The listing below should be copied in full, word for word.

SUPPLIED INFORMATION:
(begin)
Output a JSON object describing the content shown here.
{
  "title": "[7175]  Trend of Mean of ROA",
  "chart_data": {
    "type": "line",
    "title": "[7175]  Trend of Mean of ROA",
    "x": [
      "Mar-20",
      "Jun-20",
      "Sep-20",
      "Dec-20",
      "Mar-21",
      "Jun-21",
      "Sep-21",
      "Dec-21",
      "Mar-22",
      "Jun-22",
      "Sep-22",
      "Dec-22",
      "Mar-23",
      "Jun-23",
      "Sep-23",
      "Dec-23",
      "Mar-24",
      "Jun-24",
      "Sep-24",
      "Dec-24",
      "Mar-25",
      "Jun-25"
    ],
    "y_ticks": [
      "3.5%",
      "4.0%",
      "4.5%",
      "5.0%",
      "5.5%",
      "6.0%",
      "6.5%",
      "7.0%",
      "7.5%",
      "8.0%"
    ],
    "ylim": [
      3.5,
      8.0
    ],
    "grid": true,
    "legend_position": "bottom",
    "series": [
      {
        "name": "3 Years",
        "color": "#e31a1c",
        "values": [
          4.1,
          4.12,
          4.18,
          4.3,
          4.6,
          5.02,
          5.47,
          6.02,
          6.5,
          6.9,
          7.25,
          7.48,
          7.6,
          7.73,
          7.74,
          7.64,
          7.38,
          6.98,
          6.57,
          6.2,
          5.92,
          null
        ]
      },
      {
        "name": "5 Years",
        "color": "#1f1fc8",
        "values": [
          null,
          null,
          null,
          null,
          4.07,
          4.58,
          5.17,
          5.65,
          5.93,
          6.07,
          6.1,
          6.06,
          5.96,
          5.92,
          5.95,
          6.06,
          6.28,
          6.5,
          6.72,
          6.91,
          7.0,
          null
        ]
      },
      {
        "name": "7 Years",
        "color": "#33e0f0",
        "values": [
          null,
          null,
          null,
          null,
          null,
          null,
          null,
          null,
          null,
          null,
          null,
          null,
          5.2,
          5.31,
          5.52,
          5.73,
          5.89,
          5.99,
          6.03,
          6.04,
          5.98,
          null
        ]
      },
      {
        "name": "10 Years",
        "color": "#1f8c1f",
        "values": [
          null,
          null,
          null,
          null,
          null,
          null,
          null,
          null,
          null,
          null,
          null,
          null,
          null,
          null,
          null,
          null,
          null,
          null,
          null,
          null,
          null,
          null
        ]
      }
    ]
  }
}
(end)
SOLUTION FOR THIS EXERCISE:
Output a JSON object describing the content shown here.
{
  "title": "[7175]  Trend of Mean of ROA",
  "chart_data": {
    "type": "line",
    "title": "[7175]  Trend of Mean of ROA",
    "x": [
      "Mar-20",
      "Jun-20",
      "Sep-20",
      "Dec-20",
      "Mar-21",
      "Jun-21",
      "Sep-21",
      "Dec-21",
      "Mar-22",
      "Jun-22",
      "Sep-22",
      "Dec-22",
      "Mar-23",
      "Jun-23",
      "Sep-23",
      "Dec-23",
      "Mar-24",
      "Jun-24",
      "Sep-24",
      "Dec-24",
      "Mar-25",
      "Jun-25"
    ],
    "y_ticks": [
      "3.5%",
      "4.0%",
      "4.5%",
      "5.0%",
      "5.5%",
      "6.0%",
      "6.5%",
      "7.0%",
      "7.5%",
      "8.0%"
    ],
    "ylim": [
      3.5,
      8.0
    ],
    "grid": true,
    "legend_position": "bottom",
    "series": [
      {
        "name": "3 Years",
        "color": "#e31a1c",
        "values": [
          4.1,
          4.12,
          4.18,
          4.3,
          4.6,
          5.02,
          5.47,
          6.02,
          6.5,
          6.9,
          7.25,
          7.48,
          7.6,
          7.73,
          7.74,
          7.64,
          7.38,
          6.98,
          6.57,
          6.2,
          5.92,
          null
        ]
      },
      {
        "name": "5 Years",
        "color": "#1f1fc8",
        "values": [
          null,
          null,
          null,
          null,
          4.07,
          4.58,
          5.17,
          5.65,
          5.93,
          6.07,
          6.1,
          6.06,
          5.96,
          5.92,
          5.95,
          6.06,
          6.28,
          6.5,
          6.72,
          6.91,
          7.0,
          null
        ]
      },
      {
        "name": "7 Years",
        "color": "#33e0f0",
        "values": [
          null,
          null,
          null,
          null,
          null,
          null,
          null,
          null,
          null,
          null,
          null,
          null,
          5.2,
          5.31,
          5.52,
          5.73,
          5.89,
          5.99,
          6.03,
          6.04,
          5.98,
          null
        ]
      },
      {
        "name": "10 Years",
        "color": "#1f8c1f",
        "values": [
          null,
          null,
          null,
          null,
          null,
          null,
          null,
          null,
          null,
          null,
          null,
          null,
          null,
          null,
          null,
          null,
          null,
          null,
          null,
          null,
          null,
          null
        ]
      }
    ]
  }
}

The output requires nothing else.